Collect the lines of the entries where "this" shows up.

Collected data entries
════════

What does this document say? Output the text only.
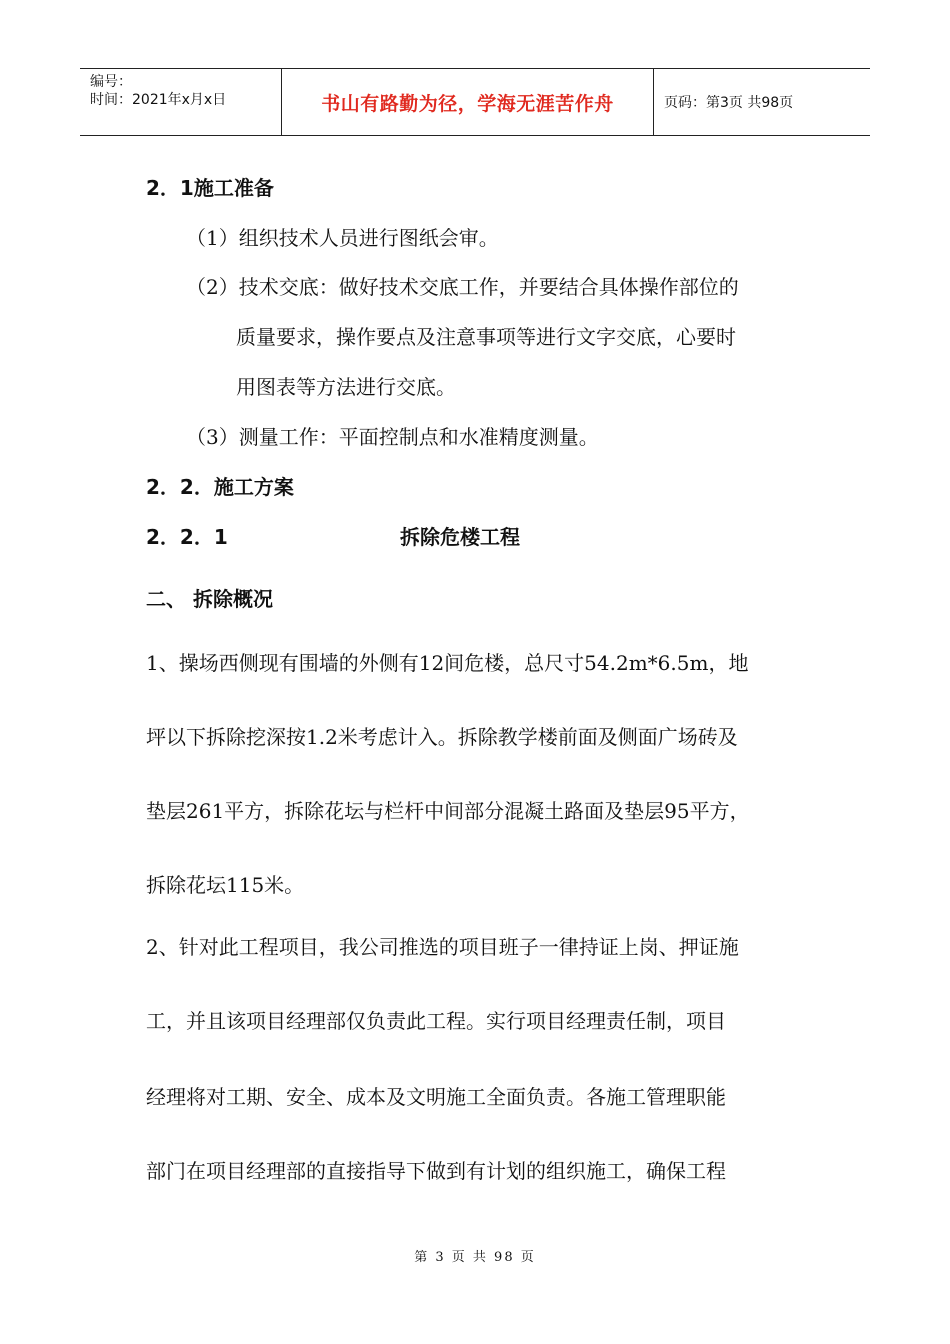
编号：
时间：2021年x月x日	书山有路勤为径，学海无涯苦作舟	页码：第3页 共98页
2．1施工准备
（1）组织技术人员进行图纸会审。
（2）技术交底：做好技术交底工作，并要结合具体操作部位的
质量要求，操作要点及注意事项等进行文字交底，心要时
用图表等方法进行交底。
（3）测量工作：平面控制点和水准精度测量。
2．2．施工方案
2．2．1	拆除危楼工程
二、 拆除概况
1、操场西侧现有围墙的外侧有12间危楼，总尺寸54.2m*6.5m，地
坪以下拆除挖深按1.2米考虑计入。拆除教学楼前面及侧面广场砖及
垫层261平方，拆除花坛与栏杆中间部分混凝土路面及垫层95平方，
拆除花坛115米。
2、针对此工程项目，我公司推选的项目班子一律持证上岗、押证施
工，并且该项目经理部仅负责此工程。实行项目经理责任制，项目
经理将对工期、安全、成本及文明施工全面负责。各施工管理职能
部门在项目经理部的直接指导下做到有计划的组织施工，确保工程
第 3 页 共 98 页
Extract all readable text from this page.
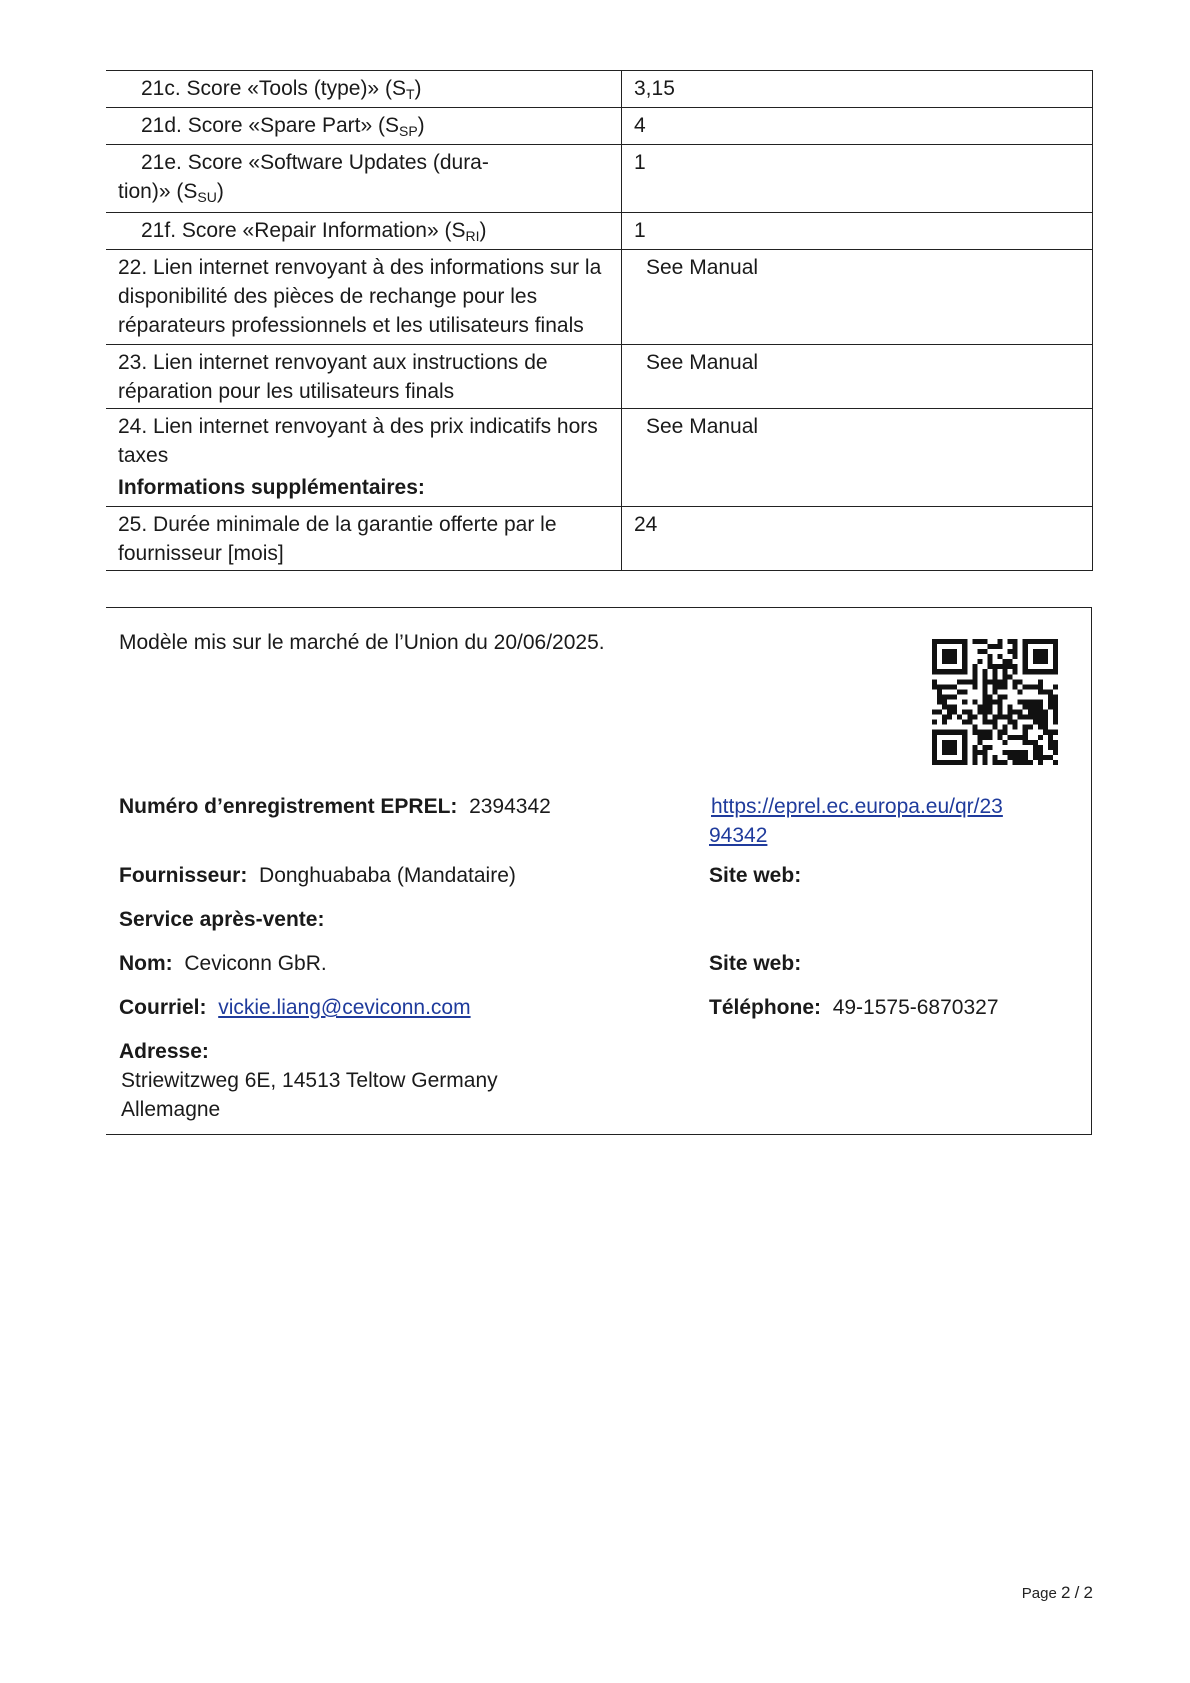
21c. Score «Tools (type)» $(S_T)$	3,15
21d. Score «Spare Part» $(S_{SP})$	4

21e. Score «Software Updates (dura-
tion)» $(S_{SU})$	1
21f. Score «Repair Information» $(S_{RI})$	1
22. Lien internet renvoyant à des informations sur la disponibilité des pièces de rechange pour les réparateurs professionnels et les utilisateurs finals	See Manual
23. Lien internet renvoyant aux instructions de réparation pour les utilisateurs finals	See Manual
24. Lien internet renvoyant à des prix indicatifs hors taxes	See Manual
Informations supplémentaires:	
25. Durée minimale de la garantie offerte par le fournisseur [mois]	24
Modèle mis sur le marché de l’Union du 20/06/2025.
Numéro d’enregistrement EPREL: 2394342	https://eprel.ec.europa.eu/qr/23
94342
Fournisseur: Donghuababa (Mandataire)	Site web:
Service après-vente:
Nom: Ceviconn GbR.	Site web:
Courriel: vickie.liang@ceviconn.com	Téléphone: 49-1575-6870327
Adresse:
Striewitzweg 6E, 14513 Teltow Germany
Allemagne
Page 2 / 2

════════

- **ANSWER TO THE EXERCISE**:
What does this document say? Output the text only.
Extract all readable text from this page.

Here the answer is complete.